Short problem
Where a line holds "Управление", copy it.

----------

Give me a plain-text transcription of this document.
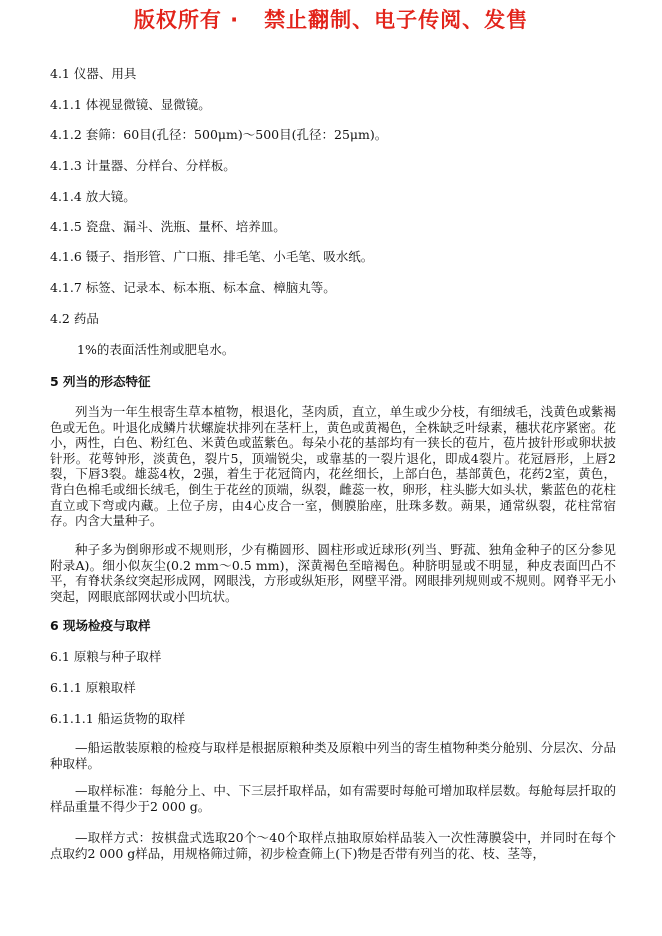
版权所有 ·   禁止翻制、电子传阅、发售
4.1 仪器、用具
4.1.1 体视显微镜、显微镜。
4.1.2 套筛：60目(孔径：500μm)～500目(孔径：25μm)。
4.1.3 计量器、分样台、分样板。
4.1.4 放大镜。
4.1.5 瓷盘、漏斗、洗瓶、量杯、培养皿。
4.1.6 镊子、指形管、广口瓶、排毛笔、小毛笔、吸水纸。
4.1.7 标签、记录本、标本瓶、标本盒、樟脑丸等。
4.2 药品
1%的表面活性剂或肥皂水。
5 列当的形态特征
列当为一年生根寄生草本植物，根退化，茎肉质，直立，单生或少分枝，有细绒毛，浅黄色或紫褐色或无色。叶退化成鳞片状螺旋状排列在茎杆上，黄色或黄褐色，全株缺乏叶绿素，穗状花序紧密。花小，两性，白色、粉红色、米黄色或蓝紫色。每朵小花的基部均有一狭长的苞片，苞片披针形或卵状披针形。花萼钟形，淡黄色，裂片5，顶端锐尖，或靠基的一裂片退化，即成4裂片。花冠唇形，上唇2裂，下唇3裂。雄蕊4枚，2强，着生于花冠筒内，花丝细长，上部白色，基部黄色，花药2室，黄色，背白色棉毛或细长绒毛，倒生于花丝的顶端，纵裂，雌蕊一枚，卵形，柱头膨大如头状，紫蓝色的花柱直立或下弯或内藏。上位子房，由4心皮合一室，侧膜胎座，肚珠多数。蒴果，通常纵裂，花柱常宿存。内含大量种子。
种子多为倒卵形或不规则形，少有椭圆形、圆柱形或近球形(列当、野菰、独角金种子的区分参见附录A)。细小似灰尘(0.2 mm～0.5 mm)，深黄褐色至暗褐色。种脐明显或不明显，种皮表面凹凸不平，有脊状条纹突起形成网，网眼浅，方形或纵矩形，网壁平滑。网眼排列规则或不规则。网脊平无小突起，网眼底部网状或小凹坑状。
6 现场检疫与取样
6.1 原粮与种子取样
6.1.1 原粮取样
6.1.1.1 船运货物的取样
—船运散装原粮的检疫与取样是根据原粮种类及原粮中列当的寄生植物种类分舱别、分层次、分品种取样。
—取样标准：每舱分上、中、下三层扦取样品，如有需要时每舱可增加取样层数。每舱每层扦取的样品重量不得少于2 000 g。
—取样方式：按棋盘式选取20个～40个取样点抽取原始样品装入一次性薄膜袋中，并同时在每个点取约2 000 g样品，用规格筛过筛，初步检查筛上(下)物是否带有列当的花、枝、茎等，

----------

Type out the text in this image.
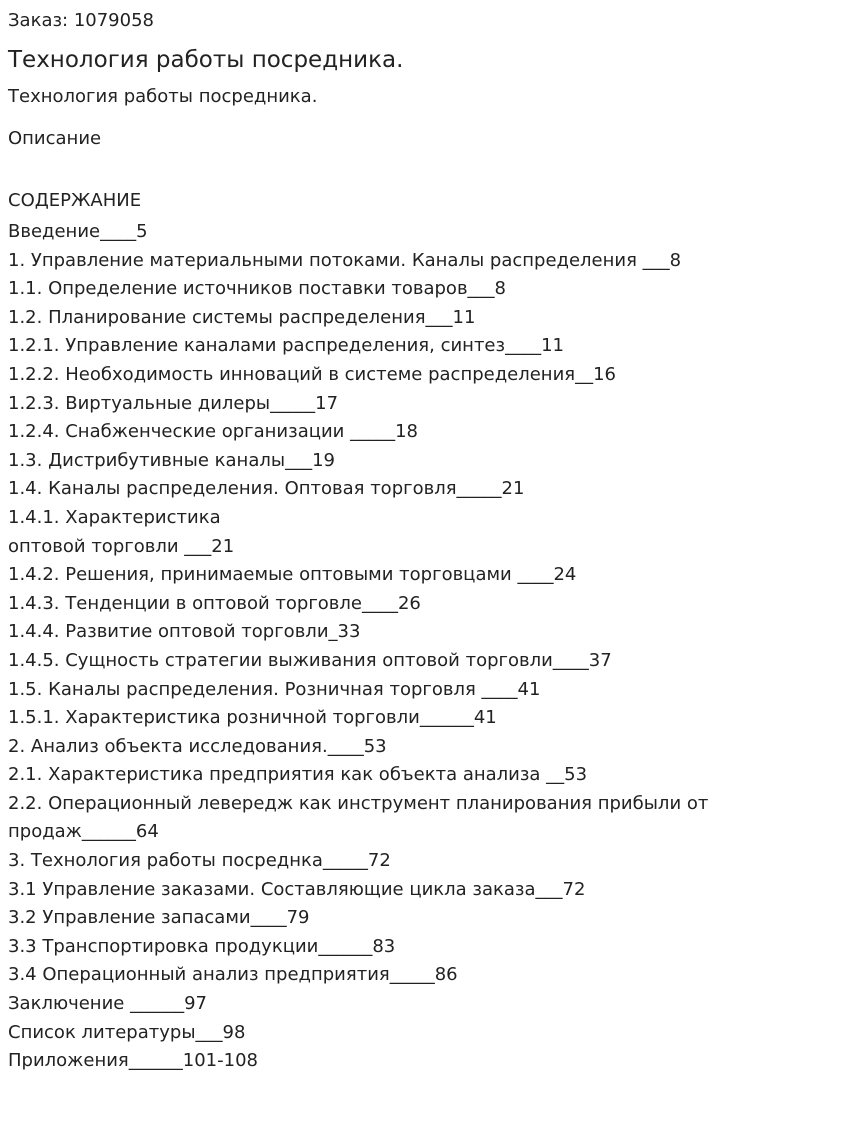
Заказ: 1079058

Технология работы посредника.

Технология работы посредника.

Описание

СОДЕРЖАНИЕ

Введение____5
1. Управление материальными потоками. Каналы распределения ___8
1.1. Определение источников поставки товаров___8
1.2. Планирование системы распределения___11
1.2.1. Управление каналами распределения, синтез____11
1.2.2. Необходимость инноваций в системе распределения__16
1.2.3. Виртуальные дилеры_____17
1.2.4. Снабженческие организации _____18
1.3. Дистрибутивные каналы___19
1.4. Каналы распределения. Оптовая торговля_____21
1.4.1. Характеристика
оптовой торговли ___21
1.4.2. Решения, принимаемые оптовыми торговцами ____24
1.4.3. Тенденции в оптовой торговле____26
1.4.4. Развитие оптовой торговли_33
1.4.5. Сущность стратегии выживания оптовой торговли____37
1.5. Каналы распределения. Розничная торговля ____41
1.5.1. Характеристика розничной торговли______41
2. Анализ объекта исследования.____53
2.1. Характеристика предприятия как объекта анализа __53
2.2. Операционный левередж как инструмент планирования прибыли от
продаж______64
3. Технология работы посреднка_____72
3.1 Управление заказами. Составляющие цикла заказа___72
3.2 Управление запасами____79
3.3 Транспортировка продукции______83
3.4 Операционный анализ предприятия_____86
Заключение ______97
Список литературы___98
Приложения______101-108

----------

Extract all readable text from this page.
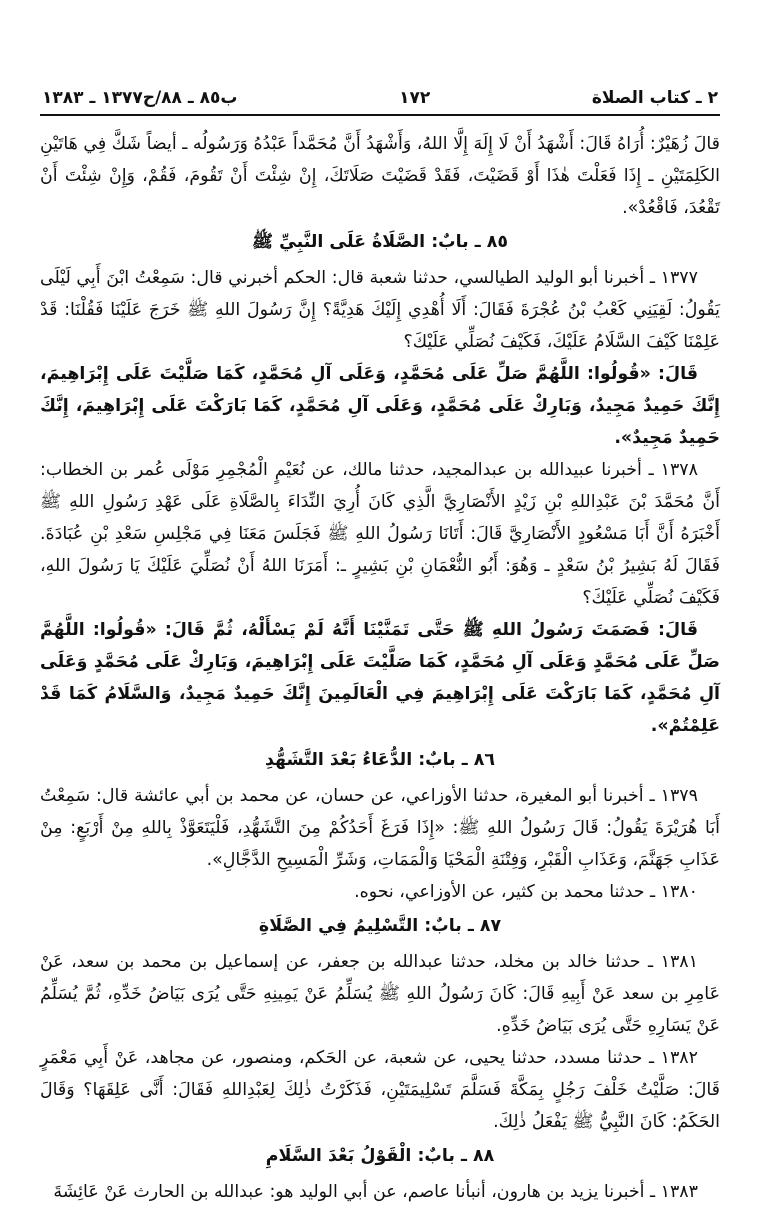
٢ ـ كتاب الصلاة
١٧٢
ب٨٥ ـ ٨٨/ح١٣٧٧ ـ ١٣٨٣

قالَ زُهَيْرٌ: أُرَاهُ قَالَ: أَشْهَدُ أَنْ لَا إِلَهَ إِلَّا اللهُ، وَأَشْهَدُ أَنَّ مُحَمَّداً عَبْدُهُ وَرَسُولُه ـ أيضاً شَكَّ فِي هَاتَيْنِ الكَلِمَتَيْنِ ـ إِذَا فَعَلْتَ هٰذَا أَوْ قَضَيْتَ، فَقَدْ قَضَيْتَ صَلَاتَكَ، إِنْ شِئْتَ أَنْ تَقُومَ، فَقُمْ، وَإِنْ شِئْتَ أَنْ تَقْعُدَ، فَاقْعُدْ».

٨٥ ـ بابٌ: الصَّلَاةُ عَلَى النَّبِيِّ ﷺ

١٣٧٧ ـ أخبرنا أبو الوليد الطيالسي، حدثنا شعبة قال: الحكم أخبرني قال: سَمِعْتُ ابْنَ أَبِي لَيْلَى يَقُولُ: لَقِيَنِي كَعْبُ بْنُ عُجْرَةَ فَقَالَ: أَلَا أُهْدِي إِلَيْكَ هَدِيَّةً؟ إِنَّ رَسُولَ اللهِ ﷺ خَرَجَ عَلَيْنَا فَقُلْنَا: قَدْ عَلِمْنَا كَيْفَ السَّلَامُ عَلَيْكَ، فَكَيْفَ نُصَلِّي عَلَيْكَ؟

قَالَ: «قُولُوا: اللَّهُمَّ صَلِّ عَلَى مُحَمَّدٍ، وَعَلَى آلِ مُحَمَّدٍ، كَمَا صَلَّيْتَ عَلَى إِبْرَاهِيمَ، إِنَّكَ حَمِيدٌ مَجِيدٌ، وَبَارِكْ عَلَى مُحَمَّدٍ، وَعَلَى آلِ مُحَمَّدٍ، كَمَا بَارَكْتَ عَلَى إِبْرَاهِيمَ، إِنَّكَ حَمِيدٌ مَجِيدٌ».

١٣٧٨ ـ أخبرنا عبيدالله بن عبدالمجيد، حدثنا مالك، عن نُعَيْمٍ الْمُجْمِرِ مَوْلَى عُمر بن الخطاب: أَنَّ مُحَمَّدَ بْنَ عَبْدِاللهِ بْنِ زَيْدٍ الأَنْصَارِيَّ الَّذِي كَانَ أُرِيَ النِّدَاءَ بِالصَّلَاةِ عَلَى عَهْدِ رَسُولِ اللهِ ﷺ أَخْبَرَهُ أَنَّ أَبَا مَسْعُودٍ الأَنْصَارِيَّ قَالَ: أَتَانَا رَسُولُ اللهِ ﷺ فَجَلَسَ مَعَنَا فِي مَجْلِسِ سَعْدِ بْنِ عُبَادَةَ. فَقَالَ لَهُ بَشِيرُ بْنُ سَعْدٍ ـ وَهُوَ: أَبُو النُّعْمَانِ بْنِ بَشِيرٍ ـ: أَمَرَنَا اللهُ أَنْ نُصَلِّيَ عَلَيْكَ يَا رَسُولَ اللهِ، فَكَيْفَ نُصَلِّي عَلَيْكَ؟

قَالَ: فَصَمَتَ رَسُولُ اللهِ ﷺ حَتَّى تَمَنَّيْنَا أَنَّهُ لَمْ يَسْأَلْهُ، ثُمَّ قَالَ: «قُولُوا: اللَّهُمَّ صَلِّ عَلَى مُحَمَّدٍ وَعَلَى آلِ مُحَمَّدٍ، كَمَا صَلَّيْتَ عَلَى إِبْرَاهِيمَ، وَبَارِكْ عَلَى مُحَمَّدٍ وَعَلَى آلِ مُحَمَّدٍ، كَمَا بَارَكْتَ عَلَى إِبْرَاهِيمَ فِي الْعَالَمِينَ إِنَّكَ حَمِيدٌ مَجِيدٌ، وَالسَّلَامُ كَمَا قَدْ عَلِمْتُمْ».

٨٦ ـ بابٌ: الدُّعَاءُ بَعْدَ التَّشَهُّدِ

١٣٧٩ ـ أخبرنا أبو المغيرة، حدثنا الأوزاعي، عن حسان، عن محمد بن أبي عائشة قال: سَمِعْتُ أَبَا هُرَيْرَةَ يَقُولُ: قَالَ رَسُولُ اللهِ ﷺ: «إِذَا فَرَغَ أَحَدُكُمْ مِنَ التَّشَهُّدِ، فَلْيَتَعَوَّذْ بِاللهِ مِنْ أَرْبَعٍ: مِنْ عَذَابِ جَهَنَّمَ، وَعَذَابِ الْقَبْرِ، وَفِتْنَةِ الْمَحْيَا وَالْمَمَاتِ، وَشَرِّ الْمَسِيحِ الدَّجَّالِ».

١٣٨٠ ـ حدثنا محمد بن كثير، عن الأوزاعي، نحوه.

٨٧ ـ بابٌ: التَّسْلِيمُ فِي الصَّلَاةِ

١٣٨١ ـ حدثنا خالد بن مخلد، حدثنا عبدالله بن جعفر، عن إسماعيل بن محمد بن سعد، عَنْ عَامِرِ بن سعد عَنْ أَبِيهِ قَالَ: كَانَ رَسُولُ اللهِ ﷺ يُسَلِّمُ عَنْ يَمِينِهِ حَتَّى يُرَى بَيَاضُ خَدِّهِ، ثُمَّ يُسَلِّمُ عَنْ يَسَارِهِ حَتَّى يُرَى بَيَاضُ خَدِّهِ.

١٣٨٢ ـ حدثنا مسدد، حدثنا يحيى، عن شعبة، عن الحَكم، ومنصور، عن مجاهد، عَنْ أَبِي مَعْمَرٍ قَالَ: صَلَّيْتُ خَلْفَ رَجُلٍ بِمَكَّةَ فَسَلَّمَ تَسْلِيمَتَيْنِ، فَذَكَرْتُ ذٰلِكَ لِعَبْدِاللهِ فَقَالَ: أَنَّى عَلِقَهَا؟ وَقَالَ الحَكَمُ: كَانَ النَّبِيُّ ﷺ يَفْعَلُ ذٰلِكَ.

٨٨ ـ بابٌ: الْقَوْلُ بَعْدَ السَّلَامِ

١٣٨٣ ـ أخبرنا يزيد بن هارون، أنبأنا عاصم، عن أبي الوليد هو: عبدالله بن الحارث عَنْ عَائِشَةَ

----------

Answer
1. Управление материальными потоками. Каналы распределения ___8
1.2.1. Управление каналами распределения, синтез____11
3.1 Управление заказами. Составляющие цикла заказа___72
3.2 Управление запасами____79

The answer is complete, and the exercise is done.